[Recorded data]
---+---
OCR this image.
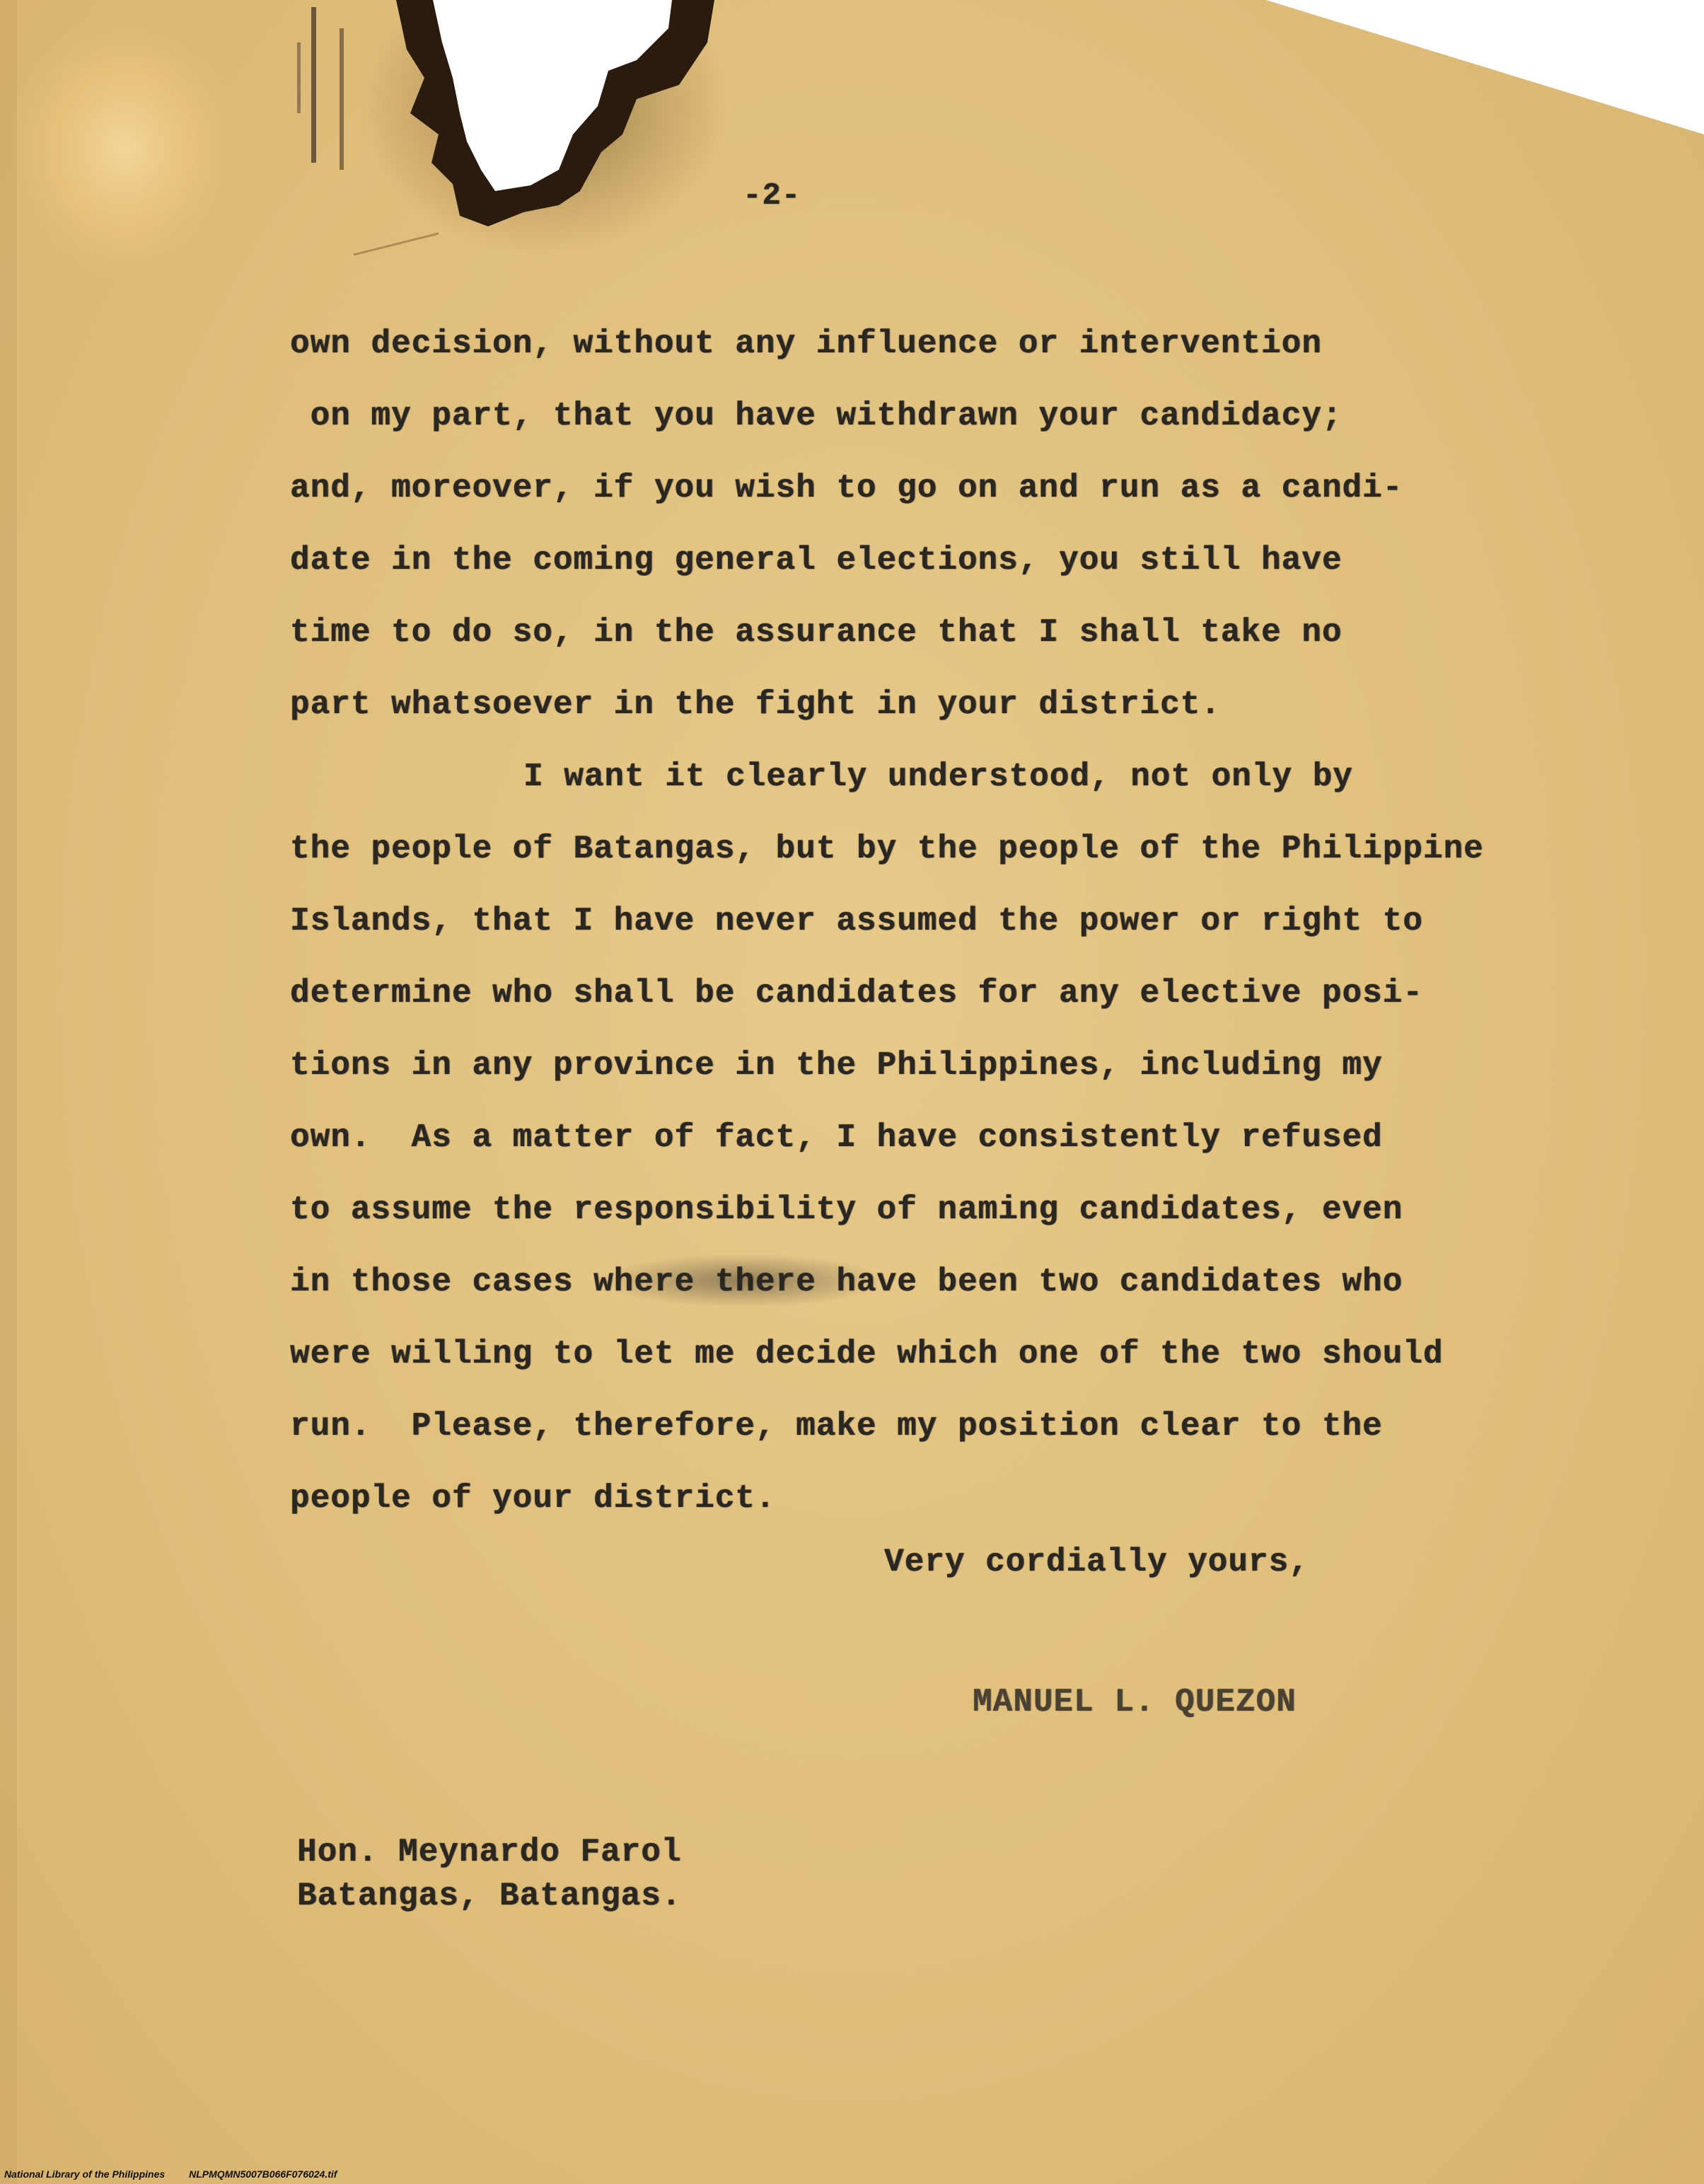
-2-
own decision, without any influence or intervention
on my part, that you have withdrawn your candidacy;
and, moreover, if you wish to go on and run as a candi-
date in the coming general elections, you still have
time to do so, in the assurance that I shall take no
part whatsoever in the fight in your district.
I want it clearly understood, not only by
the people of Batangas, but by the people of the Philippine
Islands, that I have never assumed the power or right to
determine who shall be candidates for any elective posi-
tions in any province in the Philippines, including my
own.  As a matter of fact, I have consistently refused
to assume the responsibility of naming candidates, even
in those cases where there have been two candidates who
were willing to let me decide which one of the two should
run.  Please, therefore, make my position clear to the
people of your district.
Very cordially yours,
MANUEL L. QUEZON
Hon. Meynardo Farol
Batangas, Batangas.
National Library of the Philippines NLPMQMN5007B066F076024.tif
---+---
Task brief: Except for the pictures, give all the material above again verbatim.

Reply to the exercise:
OCR this image.
-2-
own decision, without any influence or intervention
on my part, that you have withdrawn your candidacy;
and, moreover, if you wish to go on and run as a candi-
date in the coming general elections, you still have
time to do so, in the assurance that I shall take no
part whatsoever in the fight in your district.
I want it clearly understood, not only by
the people of Batangas, but by the people of the Philippine
Islands, that I have never assumed the power or right to
determine who shall be candidates for any elective posi-
tions in any province in the Philippines, including my
own.  As a matter of fact, I have consistently refused
to assume the responsibility of naming candidates, even
in those cases where there have been two candidates who
were willing to let me decide which one of the two should
run.  Please, therefore, make my position clear to the
people of your district.
Very cordially yours,
MANUEL L. QUEZON
Hon. Meynardo Farol
Batangas, Batangas.
National Library of the Philippines NLPMQMN5007B066F076024.tif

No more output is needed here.